To be done: Omit every image, and transcribe the remaining entries exactly as given.

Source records
_____
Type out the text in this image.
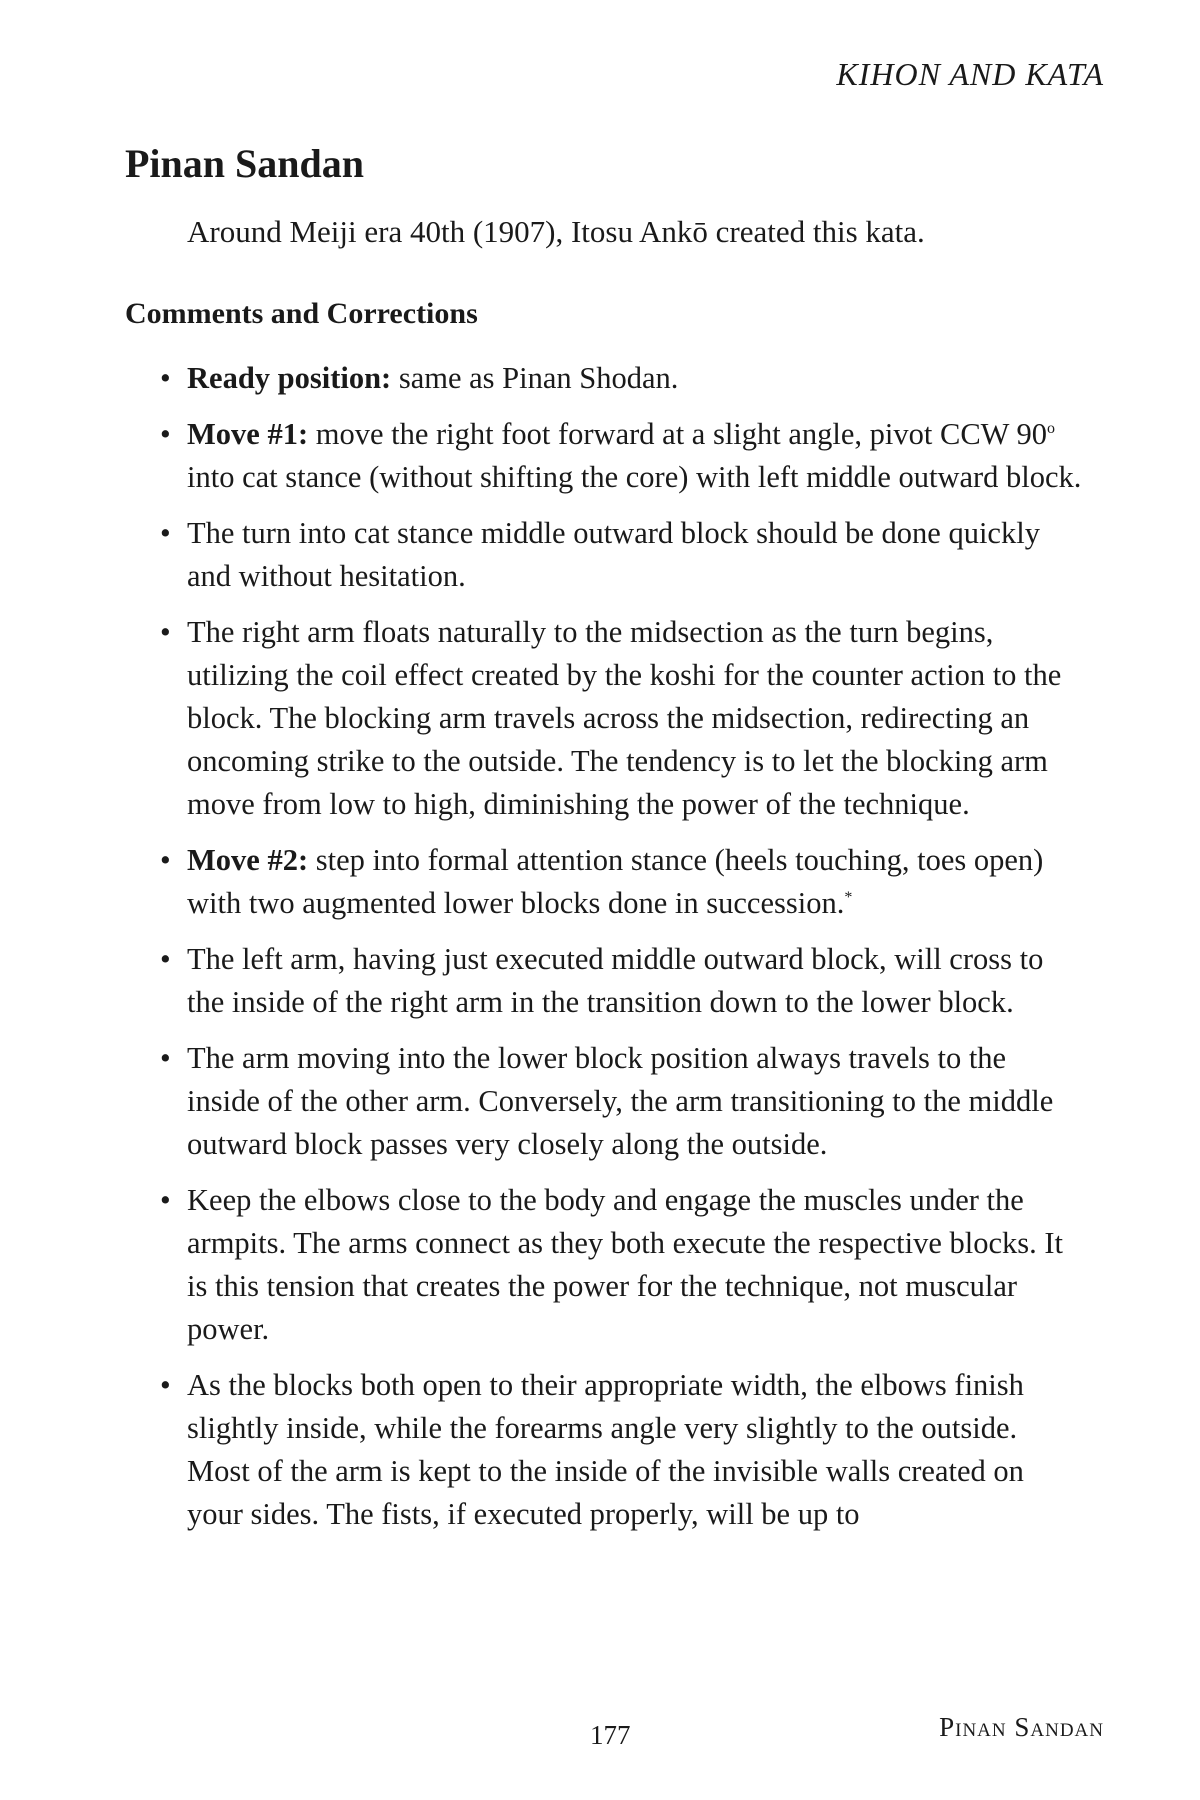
KIHON AND KATA
Pinan Sandan

Around Meiji era 40th (1907), Itosu Ankō created this kata.

Comments and Corrections
• Ready position: same as Pinan Shodan.
• Move #1: move the right foot forward at a slight angle, pivot CCW 90$^o$ into cat stance (without shifting the core) with left middle outward block.
• The turn into cat stance middle outward block should be done quickly and without hesitation.
• The right arm floats naturally to the midsection as the turn begins, utilizing the coil effect created by the koshi for the counter action to the block. The blocking arm travels across the midsection, redirecting an oncoming strike to the outside. The tendency is to let the blocking arm move from low to high, diminishing the power of the technique.
• Move #2: step into formal attention stance (heels touching, toes open) with two augmented lower blocks done in succession.*
• The left arm, having just executed middle outward block, will cross to the inside of the right arm in the transition down to the lower block.
• The arm moving into the lower block position always travels to the inside of the other arm. Conversely, the arm transitioning to the middle outward block passes very closely along the outside.
• Keep the elbows close to the body and engage the muscles under the armpits. The arms connect as they both execute the respective blocks. It is this tension that creates the power for the technique, not muscular power.
• As the blocks both open to their appropriate width, the elbows finish slightly inside, while the forearms angle very slightly to the outside. Most of the arm is kept to the inside of the invisible walls created on your sides. The fists, if executed properly, will be up to
177	Pinan Sandan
_____
Output:
Type out the text in this image.
KIHON AND KATA
Pinan Sandan

Around Meiji era 40th (1907), Itosu Ankō created this kata.

Comments and Corrections
• Ready position: same as Pinan Shodan.
• Move #1: move the right foot forward at a slight angle, pivot CCW 90$^o$ into cat stance (without shifting the core) with left middle outward block.
• The turn into cat stance middle outward block should be done quickly and without hesitation.
• The right arm floats naturally to the midsection as the turn begins, utilizing the coil effect created by the koshi for the counter action to the block. The blocking arm travels across the midsection, redirecting an oncoming strike to the outside. The tendency is to let the blocking arm move from low to high, diminishing the power of the technique.
• Move #2: step into formal attention stance (heels touching, toes open) with two augmented lower blocks done in succession.*
• The left arm, having just executed middle outward block, will cross to the inside of the right arm in the transition down to the lower block.
• The arm moving into the lower block position always travels to the inside of the other arm. Conversely, the arm transitioning to the middle outward block passes very closely along the outside.
• Keep the elbows close to the body and engage the muscles under the armpits. The arms connect as they both execute the respective blocks. It is this tension that creates the power for the technique, not muscular power.
• As the blocks both open to their appropriate width, the elbows finish slightly inside, while the forearms angle very slightly to the outside. Most of the arm is kept to the inside of the invisible walls created on your sides. The fists, if executed properly, will be up to
177	Pinan Sandan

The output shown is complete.